- [Problem details]
No images are to be carried over; print all other material exactly as it stands.

[Dataset items]
· · ·

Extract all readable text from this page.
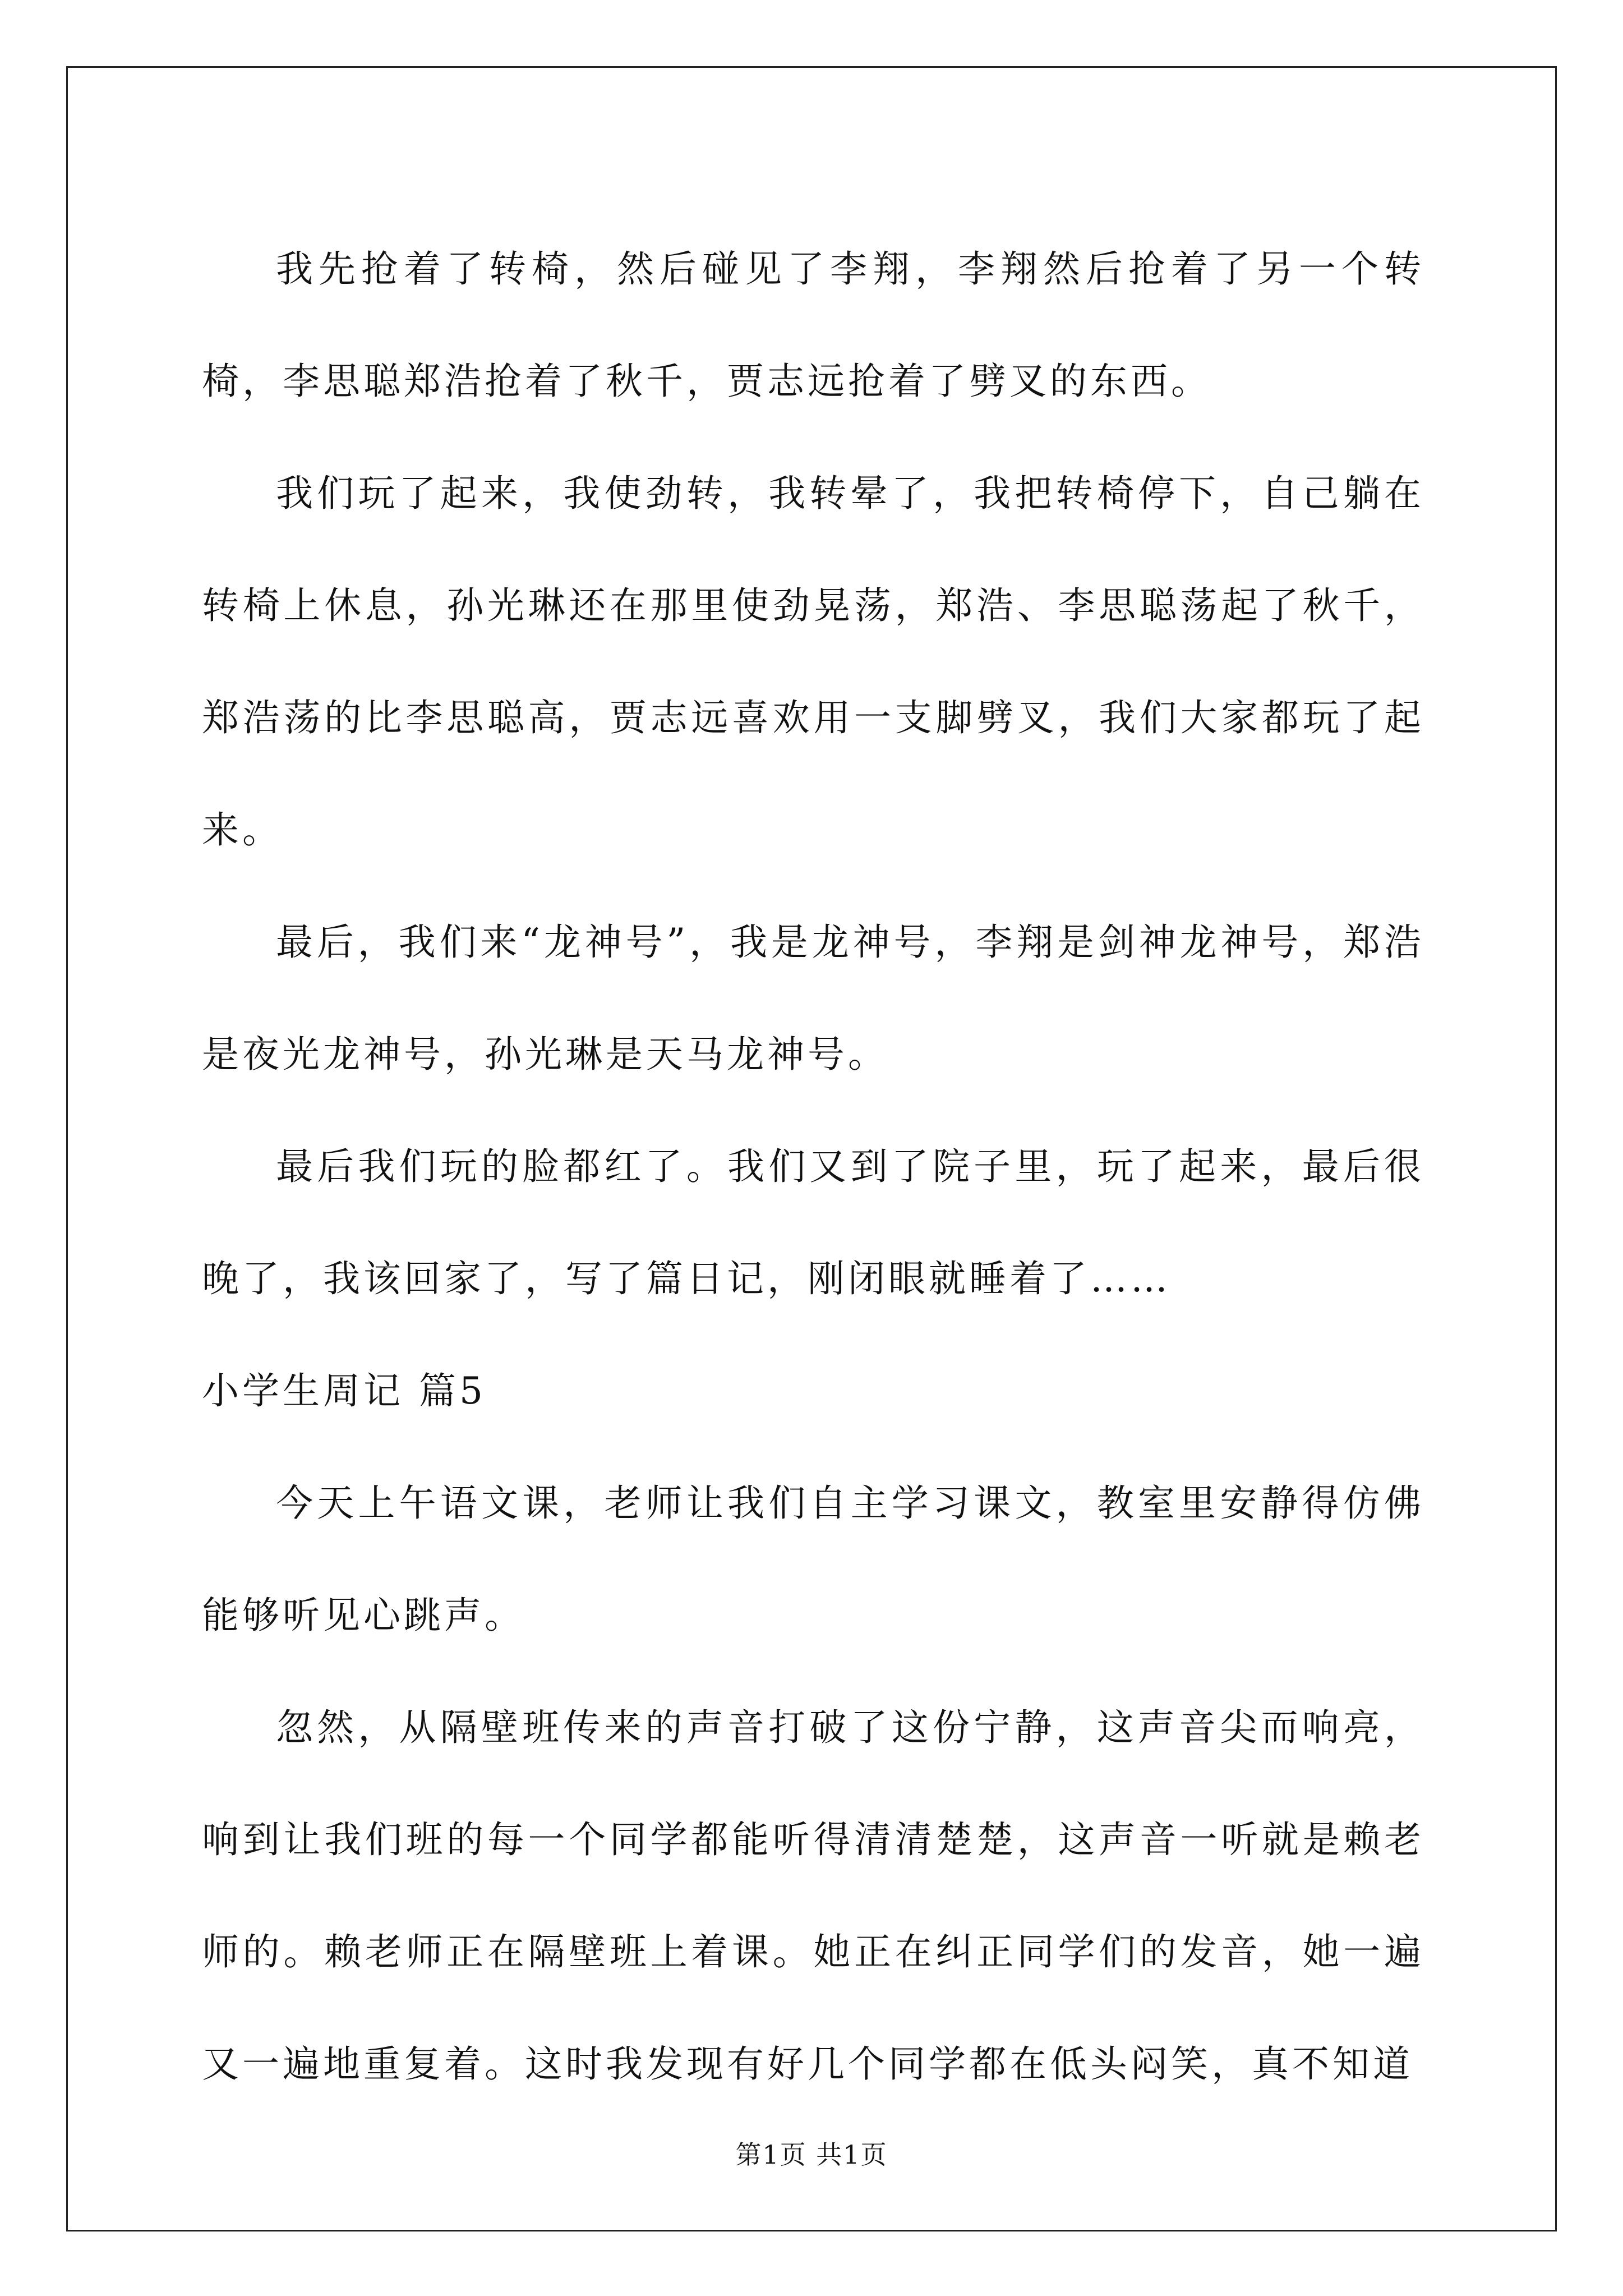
我先抢着了转椅，然后碰见了李翔，李翔然后抢着了另一个转椅，李思聪郑浩抢着了秋千，贾志远抢着了劈叉的东西。

我们玩了起来，我使劲转，我转晕了，我把转椅停下，自己躺在转椅上休息，孙光琳还在那里使劲晃荡，郑浩、李思聪荡起了秋千，郑浩荡的比李思聪高，贾志远喜欢用一支脚劈叉，我们大家都玩了起来。

最后，我们来“龙神号”，我是龙神号，李翔是剑神龙神号，郑浩是夜光龙神号，孙光琳是天马龙神号。

最后我们玩的脸都红了。我们又到了院子里，玩了起来，最后很晚了，我该回家了，写了篇日记，刚闭眼就睡着了……

小学生周记 篇5

今天上午语文课，老师让我们自主学习课文，教室里安静得仿佛能够听见心跳声。

忽然，从隔壁班传来的声音打破了这份宁静，这声音尖而响亮，响到让我们班的每一个同学都能听得清清楚楚，这声音一听就是赖老师的。赖老师正在隔壁班上着课。她正在纠正同学们的发音，她一遍又一遍地重复着。这时我发现有好几个同学都在低头闷笑，真不知道

第1页 共1页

· · ·

- [Task output]
Extract all readable text from this page.
我先抢着了转椅，然后碰见了李翔，李翔然后抢着了另一个转椅，李思聪郑浩抢着了秋千，贾志远抢着了劈叉的东西。

我们玩了起来，我使劲转，我转晕了，我把转椅停下，自己躺在转椅上休息，孙光琳还在那里使劲晃荡，郑浩、李思聪荡起了秋千，郑浩荡的比李思聪高，贾志远喜欢用一支脚劈叉，我们大家都玩了起来。

最后，我们来“龙神号”，我是龙神号，李翔是剑神龙神号，郑浩是夜光龙神号，孙光琳是天马龙神号。

最后我们玩的脸都红了。我们又到了院子里，玩了起来，最后很晚了，我该回家了，写了篇日记，刚闭眼就睡着了……

小学生周记 篇5

今天上午语文课，老师让我们自主学习课文，教室里安静得仿佛能够听见心跳声。

忽然，从隔壁班传来的声音打破了这份宁静，这声音尖而响亮，响到让我们班的每一个同学都能听得清清楚楚，这声音一听就是赖老师的。赖老师正在隔壁班上着课。她正在纠正同学们的发音，她一遍又一遍地重复着。这时我发现有好几个同学都在低头闷笑，真不知道

第1页 共1页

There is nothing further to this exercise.